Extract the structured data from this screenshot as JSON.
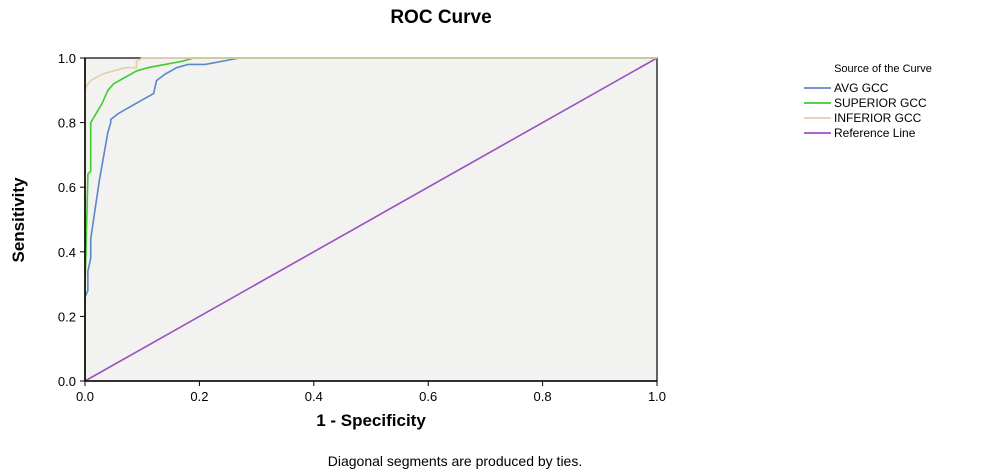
{
  "chart_data": {
    "type": "line",
    "title": "ROC Curve",
    "xlabel": "1 - Specificity",
    "ylabel": "Sensitivity",
    "xlim": [
      0,
      1
    ],
    "ylim": [
      0,
      1
    ],
    "x_ticks": [
      "0.0",
      "0.2",
      "0.4",
      "0.6",
      "0.8",
      "1.0"
    ],
    "y_ticks": [
      "0.0",
      "0.2",
      "0.4",
      "0.6",
      "0.8",
      "1.0"
    ],
    "grid": false,
    "legend_title": "Source of the Curve",
    "legend_position": "right",
    "footnote": "Diagonal segments are produced by ties.",
    "plot_background": "#f2f2f0",
    "series": [
      {
        "name": "AVG GCC",
        "color": "#5b86c9",
        "x": [
          0,
          0,
          0.005,
          0.005,
          0.01,
          0.01,
          0.015,
          0.02,
          0.025,
          0.03,
          0.035,
          0.04,
          0.045,
          0.045,
          0.06,
          0.08,
          0.1,
          0.12,
          0.125,
          0.14,
          0.16,
          0.18,
          0.21,
          0.24,
          0.27,
          0.3,
          1.0
        ],
        "y": [
          0,
          0.26,
          0.28,
          0.34,
          0.38,
          0.44,
          0.5,
          0.56,
          0.62,
          0.67,
          0.72,
          0.77,
          0.8,
          0.81,
          0.83,
          0.85,
          0.87,
          0.89,
          0.93,
          0.95,
          0.97,
          0.98,
          0.98,
          0.99,
          1.0,
          1.0,
          1.0
        ]
      },
      {
        "name": "SUPERIOR GCC",
        "color": "#3fcc2e",
        "x": [
          0,
          0,
          0.005,
          0.005,
          0.01,
          0.01,
          0.02,
          0.03,
          0.04,
          0.05,
          0.07,
          0.09,
          0.11,
          0.14,
          0.17,
          0.19,
          1.0
        ],
        "y": [
          0,
          0.29,
          0.63,
          0.64,
          0.65,
          0.8,
          0.83,
          0.86,
          0.9,
          0.92,
          0.94,
          0.96,
          0.97,
          0.98,
          0.99,
          1.0,
          1.0
        ]
      },
      {
        "name": "INFERIOR GCC",
        "color": "#e6cfa8",
        "x": [
          0,
          0,
          0.005,
          0.01,
          0.02,
          0.03,
          0.05,
          0.07,
          0.09,
          0.09,
          0.1,
          1.0
        ],
        "y": [
          0,
          0.9,
          0.92,
          0.93,
          0.94,
          0.95,
          0.96,
          0.97,
          0.97,
          0.99,
          1.0,
          1.0
        ]
      },
      {
        "name": "Reference Line",
        "color": "#9b4fc4",
        "x": [
          0,
          1
        ],
        "y": [
          0,
          1
        ]
      }
    ]
  }
}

========

• Short problem: Copy the records word for word, leaving no picture in the copy.

• The answer:
Extract the structured data from this screenshot as JSON.
{
  "chart_data": {
    "type": "line",
    "title": "ROC Curve",
    "xlabel": "1 - Specificity",
    "ylabel": "Sensitivity",
    "xlim": [
      0,
      1
    ],
    "ylim": [
      0,
      1
    ],
    "x_ticks": [
      "0.0",
      "0.2",
      "0.4",
      "0.6",
      "0.8",
      "1.0"
    ],
    "y_ticks": [
      "0.0",
      "0.2",
      "0.4",
      "0.6",
      "0.8",
      "1.0"
    ],
    "grid": false,
    "legend_title": "Source of the Curve",
    "legend_position": "right",
    "footnote": "Diagonal segments are produced by ties.",
    "plot_background": "#f2f2f0",
    "series": [
      {
        "name": "AVG GCC",
        "color": "#5b86c9",
        "x": [
          0,
          0,
          0.005,
          0.005,
          0.01,
          0.01,
          0.015,
          0.02,
          0.025,
          0.03,
          0.035,
          0.04,
          0.045,
          0.045,
          0.06,
          0.08,
          0.1,
          0.12,
          0.125,
          0.14,
          0.16,
          0.18,
          0.21,
          0.24,
          0.27,
          0.3,
          1.0
        ],
        "y": [
          0,
          0.26,
          0.28,
          0.34,
          0.38,
          0.44,
          0.5,
          0.56,
          0.62,
          0.67,
          0.72,
          0.77,
          0.8,
          0.81,
          0.83,
          0.85,
          0.87,
          0.89,
          0.93,
          0.95,
          0.97,
          0.98,
          0.98,
          0.99,
          1.0,
          1.0,
          1.0
        ]
      },
      {
        "name": "SUPERIOR GCC",
        "color": "#3fcc2e",
        "x": [
          0,
          0,
          0.005,
          0.005,
          0.01,
          0.01,
          0.02,
          0.03,
          0.04,
          0.05,
          0.07,
          0.09,
          0.11,
          0.14,
          0.17,
          0.19,
          1.0
        ],
        "y": [
          0,
          0.29,
          0.63,
          0.64,
          0.65,
          0.8,
          0.83,
          0.86,
          0.9,
          0.92,
          0.94,
          0.96,
          0.97,
          0.98,
          0.99,
          1.0,
          1.0
        ]
      },
      {
        "name": "INFERIOR GCC",
        "color": "#e6cfa8",
        "x": [
          0,
          0,
          0.005,
          0.01,
          0.02,
          0.03,
          0.05,
          0.07,
          0.09,
          0.09,
          0.1,
          1.0
        ],
        "y": [
          0,
          0.9,
          0.92,
          0.93,
          0.94,
          0.95,
          0.96,
          0.97,
          0.97,
          0.99,
          1.0,
          1.0
        ]
      },
      {
        "name": "Reference Line",
        "color": "#9b4fc4",
        "x": [
          0,
          1
        ],
        "y": [
          0,
          1
        ]
      }
    ]
  }
}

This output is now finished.